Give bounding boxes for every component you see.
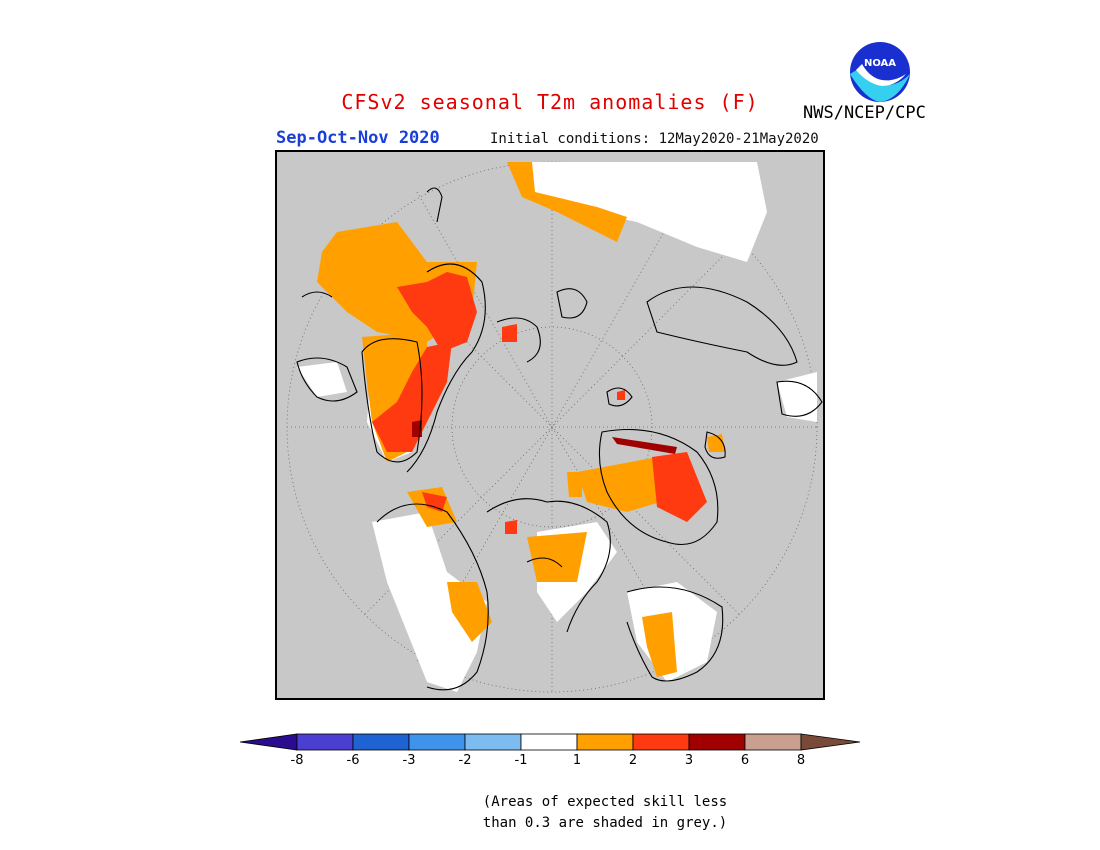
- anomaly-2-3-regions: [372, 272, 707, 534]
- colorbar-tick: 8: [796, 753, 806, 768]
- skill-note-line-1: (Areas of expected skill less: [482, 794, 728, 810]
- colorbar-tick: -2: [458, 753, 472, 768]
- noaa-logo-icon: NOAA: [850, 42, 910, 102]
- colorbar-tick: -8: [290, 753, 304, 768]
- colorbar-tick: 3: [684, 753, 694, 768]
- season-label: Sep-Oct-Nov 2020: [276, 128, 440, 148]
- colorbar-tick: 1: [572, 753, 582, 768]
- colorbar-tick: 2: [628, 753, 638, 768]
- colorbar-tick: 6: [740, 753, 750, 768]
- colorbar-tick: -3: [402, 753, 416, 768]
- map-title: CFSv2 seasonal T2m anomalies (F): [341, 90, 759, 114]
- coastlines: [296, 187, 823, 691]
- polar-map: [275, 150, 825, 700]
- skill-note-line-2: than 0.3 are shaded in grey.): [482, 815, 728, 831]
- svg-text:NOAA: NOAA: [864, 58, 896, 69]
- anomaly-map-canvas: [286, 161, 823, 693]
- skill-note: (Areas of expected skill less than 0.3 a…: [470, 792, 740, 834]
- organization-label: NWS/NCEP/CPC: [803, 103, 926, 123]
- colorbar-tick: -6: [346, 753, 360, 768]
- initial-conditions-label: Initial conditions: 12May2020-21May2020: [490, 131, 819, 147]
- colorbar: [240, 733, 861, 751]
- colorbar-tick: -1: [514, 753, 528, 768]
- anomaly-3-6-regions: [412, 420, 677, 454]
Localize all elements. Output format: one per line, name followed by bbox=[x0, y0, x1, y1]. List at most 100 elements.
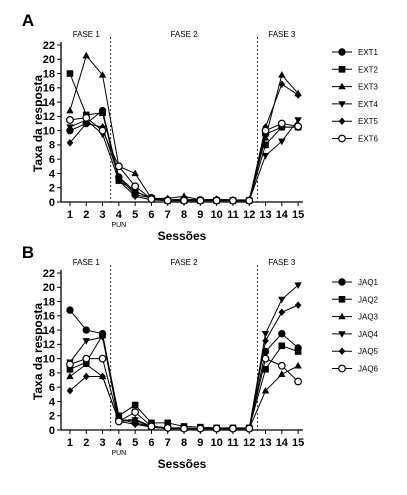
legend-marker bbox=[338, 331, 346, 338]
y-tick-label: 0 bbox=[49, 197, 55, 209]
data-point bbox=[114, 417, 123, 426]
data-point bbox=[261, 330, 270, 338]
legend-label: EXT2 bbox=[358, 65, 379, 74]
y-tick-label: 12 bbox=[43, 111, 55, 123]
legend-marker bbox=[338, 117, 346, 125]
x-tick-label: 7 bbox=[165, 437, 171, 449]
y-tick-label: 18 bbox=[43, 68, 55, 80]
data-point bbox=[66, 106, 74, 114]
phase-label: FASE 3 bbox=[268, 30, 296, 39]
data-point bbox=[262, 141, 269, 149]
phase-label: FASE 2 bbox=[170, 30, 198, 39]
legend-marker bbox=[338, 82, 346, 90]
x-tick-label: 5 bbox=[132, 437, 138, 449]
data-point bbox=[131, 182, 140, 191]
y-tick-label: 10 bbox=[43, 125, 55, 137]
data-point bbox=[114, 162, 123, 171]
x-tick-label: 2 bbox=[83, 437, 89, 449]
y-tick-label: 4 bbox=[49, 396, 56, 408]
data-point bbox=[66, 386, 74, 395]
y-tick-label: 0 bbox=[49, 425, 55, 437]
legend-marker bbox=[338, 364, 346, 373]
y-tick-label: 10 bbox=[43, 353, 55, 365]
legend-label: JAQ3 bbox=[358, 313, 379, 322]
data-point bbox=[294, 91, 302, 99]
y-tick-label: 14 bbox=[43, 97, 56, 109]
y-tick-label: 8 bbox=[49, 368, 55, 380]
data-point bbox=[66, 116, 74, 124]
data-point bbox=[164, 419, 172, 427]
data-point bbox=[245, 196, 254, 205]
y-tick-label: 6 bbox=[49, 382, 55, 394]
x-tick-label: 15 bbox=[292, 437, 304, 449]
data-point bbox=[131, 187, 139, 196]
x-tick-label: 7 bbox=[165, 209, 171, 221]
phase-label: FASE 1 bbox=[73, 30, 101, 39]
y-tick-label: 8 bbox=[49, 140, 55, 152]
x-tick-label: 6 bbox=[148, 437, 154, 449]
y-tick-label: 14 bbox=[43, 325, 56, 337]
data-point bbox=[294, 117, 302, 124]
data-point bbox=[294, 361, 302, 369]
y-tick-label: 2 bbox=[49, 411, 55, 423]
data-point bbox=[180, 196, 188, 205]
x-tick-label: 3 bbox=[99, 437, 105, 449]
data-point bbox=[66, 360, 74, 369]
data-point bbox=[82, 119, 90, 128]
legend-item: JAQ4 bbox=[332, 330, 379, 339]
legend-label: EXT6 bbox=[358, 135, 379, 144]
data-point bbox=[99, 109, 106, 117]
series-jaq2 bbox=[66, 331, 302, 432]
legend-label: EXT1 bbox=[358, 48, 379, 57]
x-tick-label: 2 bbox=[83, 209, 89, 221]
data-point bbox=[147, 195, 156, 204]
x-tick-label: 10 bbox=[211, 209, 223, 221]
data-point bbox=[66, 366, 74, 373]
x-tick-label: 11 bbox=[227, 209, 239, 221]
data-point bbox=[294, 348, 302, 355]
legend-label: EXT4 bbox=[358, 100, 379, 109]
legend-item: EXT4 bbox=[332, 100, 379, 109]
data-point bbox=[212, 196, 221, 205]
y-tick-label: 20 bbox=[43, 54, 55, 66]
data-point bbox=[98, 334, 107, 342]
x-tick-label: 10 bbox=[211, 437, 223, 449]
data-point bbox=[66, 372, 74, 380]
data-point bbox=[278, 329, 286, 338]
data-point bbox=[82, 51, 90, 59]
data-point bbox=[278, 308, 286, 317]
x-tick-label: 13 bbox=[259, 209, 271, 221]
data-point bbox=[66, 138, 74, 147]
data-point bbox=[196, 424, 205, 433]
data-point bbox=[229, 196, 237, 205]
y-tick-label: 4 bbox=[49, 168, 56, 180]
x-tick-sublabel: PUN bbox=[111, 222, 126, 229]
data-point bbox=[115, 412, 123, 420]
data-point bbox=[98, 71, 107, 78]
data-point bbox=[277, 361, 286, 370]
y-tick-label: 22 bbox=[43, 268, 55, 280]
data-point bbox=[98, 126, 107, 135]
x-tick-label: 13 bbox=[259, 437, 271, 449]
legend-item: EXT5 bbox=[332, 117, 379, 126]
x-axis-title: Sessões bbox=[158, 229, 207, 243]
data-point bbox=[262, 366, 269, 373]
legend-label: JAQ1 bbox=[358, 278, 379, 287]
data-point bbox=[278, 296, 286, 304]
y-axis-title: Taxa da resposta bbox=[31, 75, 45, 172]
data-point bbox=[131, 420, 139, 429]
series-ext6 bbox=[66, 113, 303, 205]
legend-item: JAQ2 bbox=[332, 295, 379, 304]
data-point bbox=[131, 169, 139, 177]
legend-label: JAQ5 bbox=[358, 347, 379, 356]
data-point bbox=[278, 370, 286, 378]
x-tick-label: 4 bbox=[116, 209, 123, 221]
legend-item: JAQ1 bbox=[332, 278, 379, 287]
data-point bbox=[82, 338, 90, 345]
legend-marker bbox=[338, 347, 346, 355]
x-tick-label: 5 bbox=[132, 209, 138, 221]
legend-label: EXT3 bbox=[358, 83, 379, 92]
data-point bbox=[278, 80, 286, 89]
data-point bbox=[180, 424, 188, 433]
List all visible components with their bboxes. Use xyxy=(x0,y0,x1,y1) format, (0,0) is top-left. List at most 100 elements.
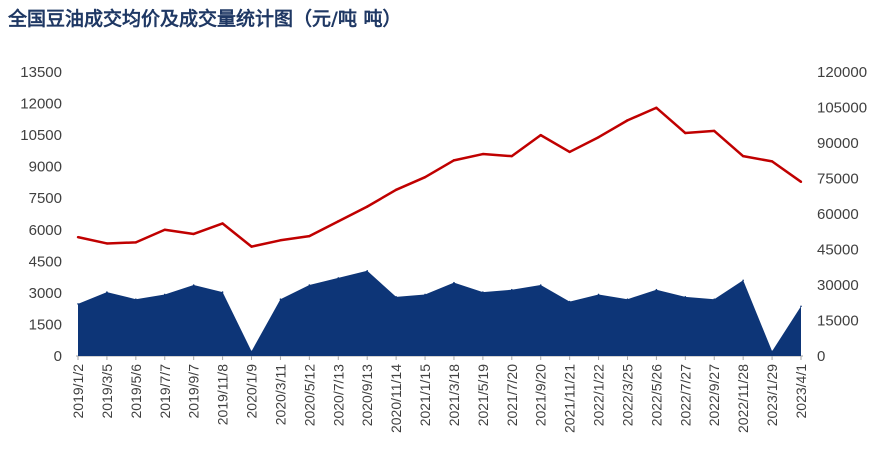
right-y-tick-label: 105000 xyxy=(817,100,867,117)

· · · · ·

- [Work to complete]
Write all the records out again with "data-point" switched to "plot-point" everywhere it occurs and nothing else changed. Leave out the pictures.

- [Task output]
Give bounding boxes for every component you see.
- anomaly-2-3-regions: [372, 272, 707, 534]
- colorbar-tick: 8: [796, 753, 806, 768]
- skill-note-line-1: (Areas of expected skill less: [482, 794, 728, 810]
- colorbar-tick: -2: [458, 753, 472, 768]
- noaa-logo-icon: NOAA: [850, 42, 910, 102]
- colorbar-tick: -8: [290, 753, 304, 768]
- colorbar-tick: 3: [684, 753, 694, 768]
- season-label: Sep-Oct-Nov 2020: [276, 128, 440, 148]
- colorbar-tick: 1: [572, 753, 582, 768]
- colorbar-tick: 2: [628, 753, 638, 768]
- colorbar-tick: 6: [740, 753, 750, 768]
- colorbar-tick: -3: [402, 753, 416, 768]
- map-title: CFSv2 seasonal T2m anomalies (F): [341, 90, 759, 114]
- coastlines: [296, 187, 823, 691]
- polar-map: [275, 150, 825, 700]
- skill-note-line-2: than 0.3 are shaded in grey.): [482, 815, 728, 831]
- svg-text:NOAA: NOAA: [864, 58, 896, 69]
- anomaly-map-canvas: [286, 161, 823, 693]
- skill-note: (Areas of expected skill less than 0.3 a…: [470, 792, 740, 834]
- organization-label: NWS/NCEP/CPC: [803, 103, 926, 123]
- colorbar-tick: -6: [346, 753, 360, 768]
- initial-conditions-label: Initial conditions: 12May2020-21May2020: [490, 131, 819, 147]
- colorbar: [240, 733, 861, 751]
- colorbar-tick: -1: [514, 753, 528, 768]
- anomaly-3-6-regions: [412, 420, 677, 454]
Localize all elements. Output format: one per line, name followed by bbox=[x0, y0, x1, y1]. List at most 100 elements.
legend-marker bbox=[338, 331, 346, 338]
y-tick-label: 0 bbox=[49, 197, 55, 209]
plot-point bbox=[114, 417, 123, 426]
plot-point bbox=[261, 330, 270, 338]
legend-label: EXT2 bbox=[358, 65, 379, 74]
y-tick-label: 12 bbox=[43, 111, 55, 123]
legend-marker bbox=[338, 117, 346, 125]
x-tick-label: 7 bbox=[165, 437, 171, 449]
y-tick-label: 18 bbox=[43, 68, 55, 80]
plot-point bbox=[66, 106, 74, 114]
phase-label: FASE 3 bbox=[268, 30, 296, 39]
plot-point bbox=[262, 141, 269, 149]
phase-label: FASE 2 bbox=[170, 30, 198, 39]
legend-marker bbox=[338, 82, 346, 90]
x-tick-label: 5 bbox=[132, 437, 138, 449]
plot-point bbox=[131, 182, 140, 191]
y-tick-label: 10 bbox=[43, 125, 55, 137]
plot-point bbox=[114, 162, 123, 171]
x-tick-label: 2 bbox=[83, 437, 89, 449]
y-tick-label: 4 bbox=[49, 396, 56, 408]
plot-point bbox=[66, 386, 74, 395]
y-tick-label: 0 bbox=[49, 425, 55, 437]
legend-marker bbox=[338, 364, 346, 373]
y-tick-label: 10 bbox=[43, 353, 55, 365]
legend-label: JAQ3 bbox=[358, 313, 379, 322]
plot-point bbox=[294, 91, 302, 99]
y-tick-label: 14 bbox=[43, 97, 56, 109]
y-tick-label: 8 bbox=[49, 368, 55, 380]
plot-point bbox=[66, 116, 74, 124]
plot-point bbox=[164, 419, 172, 427]
plot-point bbox=[245, 196, 254, 205]
y-tick-label: 6 bbox=[49, 382, 55, 394]
x-tick-label: 15 bbox=[292, 437, 304, 449]
plot-point bbox=[131, 187, 139, 196]
x-tick-label: 7 bbox=[165, 209, 171, 221]
phase-label: FASE 1 bbox=[73, 30, 101, 39]
y-tick-label: 8 bbox=[49, 140, 55, 152]
x-tick-label: 6 bbox=[148, 437, 154, 449]
y-tick-label: 14 bbox=[43, 325, 56, 337]
plot-point bbox=[294, 117, 302, 124]
plot-point bbox=[294, 361, 302, 369]
y-tick-label: 2 bbox=[49, 411, 55, 423]
plot-point bbox=[180, 196, 188, 205]
x-tick-label: 3 bbox=[99, 437, 105, 449]
plot-point bbox=[66, 360, 74, 369]
plot-point bbox=[82, 119, 90, 128]
legend-item: JAQ4 bbox=[332, 330, 379, 339]
legend-label: EXT6 bbox=[358, 135, 379, 144]
plot-point bbox=[99, 109, 106, 117]
series-jaq2 bbox=[66, 331, 302, 432]
legend-label: EXT1 bbox=[358, 48, 379, 57]
x-tick-label: 2 bbox=[83, 209, 89, 221]
plot-point bbox=[147, 195, 156, 204]
x-tick-label: 10 bbox=[211, 209, 223, 221]
plot-point bbox=[66, 366, 74, 373]
x-tick-label: 11 bbox=[227, 209, 239, 221]
plot-point bbox=[294, 348, 302, 355]
legend-label: EXT4 bbox=[358, 100, 379, 109]
legend-item: EXT4 bbox=[332, 100, 379, 109]
plot-point bbox=[212, 196, 221, 205]
y-tick-label: 20 bbox=[43, 54, 55, 66]
plot-point bbox=[98, 334, 107, 342]
x-tick-label: 10 bbox=[211, 437, 223, 449]
plot-point bbox=[66, 372, 74, 380]
plot-point bbox=[278, 329, 286, 338]
plot-point bbox=[82, 51, 90, 59]
plot-point bbox=[278, 308, 286, 317]
x-tick-label: 13 bbox=[259, 209, 271, 221]
plot-point bbox=[66, 138, 74, 147]
plot-point bbox=[196, 424, 205, 433]
plot-point bbox=[229, 196, 237, 205]
y-tick-label: 4 bbox=[49, 168, 56, 180]
x-tick-sublabel: PUN bbox=[111, 222, 126, 229]
plot-point bbox=[115, 412, 123, 420]
plot-point bbox=[98, 71, 107, 78]
plot-point bbox=[277, 361, 286, 370]
y-tick-label: 22 bbox=[43, 268, 55, 280]
plot-point bbox=[98, 126, 107, 135]
x-tick-label: 13 bbox=[259, 437, 271, 449]
legend-item: EXT5 bbox=[332, 117, 379, 126]
x-axis-title: Sessões bbox=[158, 229, 207, 243]
plot-point bbox=[262, 366, 269, 373]
legend-label: JAQ1 bbox=[358, 278, 379, 287]
plot-point bbox=[278, 296, 286, 304]
y-axis-title: Taxa da resposta bbox=[31, 75, 45, 172]
plot-point bbox=[131, 420, 139, 429]
series-ext6 bbox=[66, 113, 303, 205]
legend-item: JAQ2 bbox=[332, 295, 379, 304]
plot-point bbox=[131, 169, 139, 177]
legend-label: JAQ5 bbox=[358, 347, 379, 356]
plot-point bbox=[278, 370, 286, 378]
x-tick-label: 4 bbox=[116, 209, 123, 221]
legend-item: JAQ1 bbox=[332, 278, 379, 287]
plot-point bbox=[82, 338, 90, 345]
legend-marker bbox=[338, 347, 346, 355]
x-tick-label: 5 bbox=[132, 209, 138, 221]
legend-label: EXT3 bbox=[358, 83, 379, 92]
plot-point bbox=[278, 80, 286, 89]
plot-point bbox=[180, 424, 188, 433]
List all visible components with their bboxes. Use xyxy=(x0,y0,x1,y1) format, (0,0) is top-left. List at most 100 elements.
right-y-tick-label: 105000 xyxy=(817,100,867,117)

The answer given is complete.